◆ What to work on
Output all of the entries below precisely as written.
## BEGIN Data for this task
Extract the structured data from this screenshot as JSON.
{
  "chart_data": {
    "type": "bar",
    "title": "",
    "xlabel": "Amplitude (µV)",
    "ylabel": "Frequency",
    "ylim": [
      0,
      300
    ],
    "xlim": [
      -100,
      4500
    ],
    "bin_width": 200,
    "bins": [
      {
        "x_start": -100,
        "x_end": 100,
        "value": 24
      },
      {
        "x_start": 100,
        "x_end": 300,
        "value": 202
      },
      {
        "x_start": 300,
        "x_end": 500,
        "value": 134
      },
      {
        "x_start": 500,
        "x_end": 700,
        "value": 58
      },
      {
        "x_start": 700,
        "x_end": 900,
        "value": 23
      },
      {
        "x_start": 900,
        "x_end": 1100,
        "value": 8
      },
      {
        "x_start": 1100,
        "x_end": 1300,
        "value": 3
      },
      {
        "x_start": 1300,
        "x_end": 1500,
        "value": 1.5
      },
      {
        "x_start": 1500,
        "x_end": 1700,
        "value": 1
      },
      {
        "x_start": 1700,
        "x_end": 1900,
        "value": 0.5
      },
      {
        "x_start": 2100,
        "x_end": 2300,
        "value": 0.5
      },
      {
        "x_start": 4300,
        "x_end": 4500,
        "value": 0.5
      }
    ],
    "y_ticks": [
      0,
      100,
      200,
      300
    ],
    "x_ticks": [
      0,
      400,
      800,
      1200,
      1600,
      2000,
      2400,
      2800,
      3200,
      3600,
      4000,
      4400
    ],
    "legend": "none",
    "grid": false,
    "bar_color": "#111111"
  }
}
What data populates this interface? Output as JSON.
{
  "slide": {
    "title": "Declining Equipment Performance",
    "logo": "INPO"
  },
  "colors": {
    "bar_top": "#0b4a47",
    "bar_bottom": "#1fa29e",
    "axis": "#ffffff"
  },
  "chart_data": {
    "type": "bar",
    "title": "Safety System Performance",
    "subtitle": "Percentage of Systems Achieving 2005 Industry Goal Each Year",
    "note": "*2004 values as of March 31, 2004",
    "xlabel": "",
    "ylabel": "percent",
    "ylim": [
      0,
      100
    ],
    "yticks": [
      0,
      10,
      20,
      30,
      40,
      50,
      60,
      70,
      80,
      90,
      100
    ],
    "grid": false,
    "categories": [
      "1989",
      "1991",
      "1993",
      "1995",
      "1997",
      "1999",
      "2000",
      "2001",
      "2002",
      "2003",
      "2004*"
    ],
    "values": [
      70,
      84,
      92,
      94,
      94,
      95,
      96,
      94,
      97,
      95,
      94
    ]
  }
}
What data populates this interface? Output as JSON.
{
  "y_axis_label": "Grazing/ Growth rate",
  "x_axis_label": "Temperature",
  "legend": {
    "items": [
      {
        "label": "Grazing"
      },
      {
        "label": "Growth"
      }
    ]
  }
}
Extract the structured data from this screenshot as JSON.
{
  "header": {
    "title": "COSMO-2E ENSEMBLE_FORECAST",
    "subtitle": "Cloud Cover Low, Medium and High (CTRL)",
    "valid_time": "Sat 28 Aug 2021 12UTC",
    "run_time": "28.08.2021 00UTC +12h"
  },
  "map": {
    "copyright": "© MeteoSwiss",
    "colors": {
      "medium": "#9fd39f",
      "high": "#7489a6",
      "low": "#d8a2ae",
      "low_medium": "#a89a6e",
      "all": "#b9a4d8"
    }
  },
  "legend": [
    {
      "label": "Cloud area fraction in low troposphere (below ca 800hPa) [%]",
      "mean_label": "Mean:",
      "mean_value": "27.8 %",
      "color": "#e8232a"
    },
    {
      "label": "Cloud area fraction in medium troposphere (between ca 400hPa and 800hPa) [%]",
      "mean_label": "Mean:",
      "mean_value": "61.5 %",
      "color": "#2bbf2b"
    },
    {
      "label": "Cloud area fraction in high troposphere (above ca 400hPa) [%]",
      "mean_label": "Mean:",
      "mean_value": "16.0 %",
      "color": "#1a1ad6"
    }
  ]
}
## END Data for this task
◆ Expected answer
Extract the structured data from this screenshot as JSON.
{
  "chart_data": {
    "type": "bar",
    "title": "",
    "xlabel": "Amplitude (µV)",
    "ylabel": "Frequency",
    "ylim": [
      0,
      300
    ],
    "xlim": [
      -100,
      4500
    ],
    "bin_width": 200,
    "bins": [
      {
        "x_start": -100,
        "x_end": 100,
        "value": 24
      },
      {
        "x_start": 100,
        "x_end": 300,
        "value": 202
      },
      {
        "x_start": 300,
        "x_end": 500,
        "value": 134
      },
      {
        "x_start": 500,
        "x_end": 700,
        "value": 58
      },
      {
        "x_start": 700,
        "x_end": 900,
        "value": 23
      },
      {
        "x_start": 900,
        "x_end": 1100,
        "value": 8
      },
      {
        "x_start": 1100,
        "x_end": 1300,
        "value": 3
      },
      {
        "x_start": 1300,
        "x_end": 1500,
        "value": 1.5
      },
      {
        "x_start": 1500,
        "x_end": 1700,
        "value": 1
      },
      {
        "x_start": 1700,
        "x_end": 1900,
        "value": 0.5
      },
      {
        "x_start": 2100,
        "x_end": 2300,
        "value": 0.5
      },
      {
        "x_start": 4300,
        "x_end": 4500,
        "value": 0.5
      }
    ],
    "y_ticks": [
      0,
      100,
      200,
      300
    ],
    "x_ticks": [
      0,
      400,
      800,
      1200,
      1600,
      2000,
      2400,
      2800,
      3200,
      3600,
      4000,
      4400
    ],
    "legend": "none",
    "grid": false,
    "bar_color": "#111111"
  }
}
What data populates this interface? Output as JSON.
{
  "slide": {
    "title": "Declining Equipment Performance",
    "logo": "INPO"
  },
  "colors": {
    "bar_top": "#0b4a47",
    "bar_bottom": "#1fa29e",
    "axis": "#ffffff"
  },
  "chart_data": {
    "type": "bar",
    "title": "Safety System Performance",
    "subtitle": "Percentage of Systems Achieving 2005 Industry Goal Each Year",
    "note": "*2004 values as of March 31, 2004",
    "xlabel": "",
    "ylabel": "percent",
    "ylim": [
      0,
      100
    ],
    "yticks": [
      0,
      10,
      20,
      30,
      40,
      50,
      60,
      70,
      80,
      90,
      100
    ],
    "grid": false,
    "categories": [
      "1989",
      "1991",
      "1993",
      "1995",
      "1997",
      "1999",
      "2000",
      "2001",
      "2002",
      "2003",
      "2004*"
    ],
    "values": [
      70,
      84,
      92,
      94,
      94,
      95,
      96,
      94,
      97,
      95,
      94
    ]
  }
}
What data populates this interface? Output as JSON.
{
  "y_axis_label": "Grazing/ Growth rate",
  "x_axis_label": "Temperature",
  "legend": {
    "items": [
      {
        "label": "Grazing"
      },
      {
        "label": "Growth"
      }
    ]
  }
}
Extract the structured data from this screenshot as JSON.
{
  "header": {
    "title": "COSMO-2E ENSEMBLE_FORECAST",
    "subtitle": "Cloud Cover Low, Medium and High (CTRL)",
    "valid_time": "Sat 28 Aug 2021 12UTC",
    "run_time": "28.08.2021 00UTC +12h"
  },
  "map": {
    "copyright": "© MeteoSwiss",
    "colors": {
      "medium": "#9fd39f",
      "high": "#7489a6",
      "low": "#d8a2ae",
      "low_medium": "#a89a6e",
      "all": "#b9a4d8"
    }
  },
  "legend": [
    {
      "label": "Cloud area fraction in low troposphere (below ca 800hPa) [%]",
      "mean_label": "Mean:",
      "mean_value": "27.8 %",
      "color": "#e8232a"
    },
    {
      "label": "Cloud area fraction in medium troposphere (between ca 400hPa and 800hPa) [%]",
      "mean_label": "Mean:",
      "mean_value": "61.5 %",
      "color": "#2bbf2b"
    },
    {
      "label": "Cloud area fraction in high troposphere (above ca 400hPa) [%]",
      "mean_label": "Mean:",
      "mean_value": "16.0 %",
      "color": "#1a1ad6"
    }
  ]
}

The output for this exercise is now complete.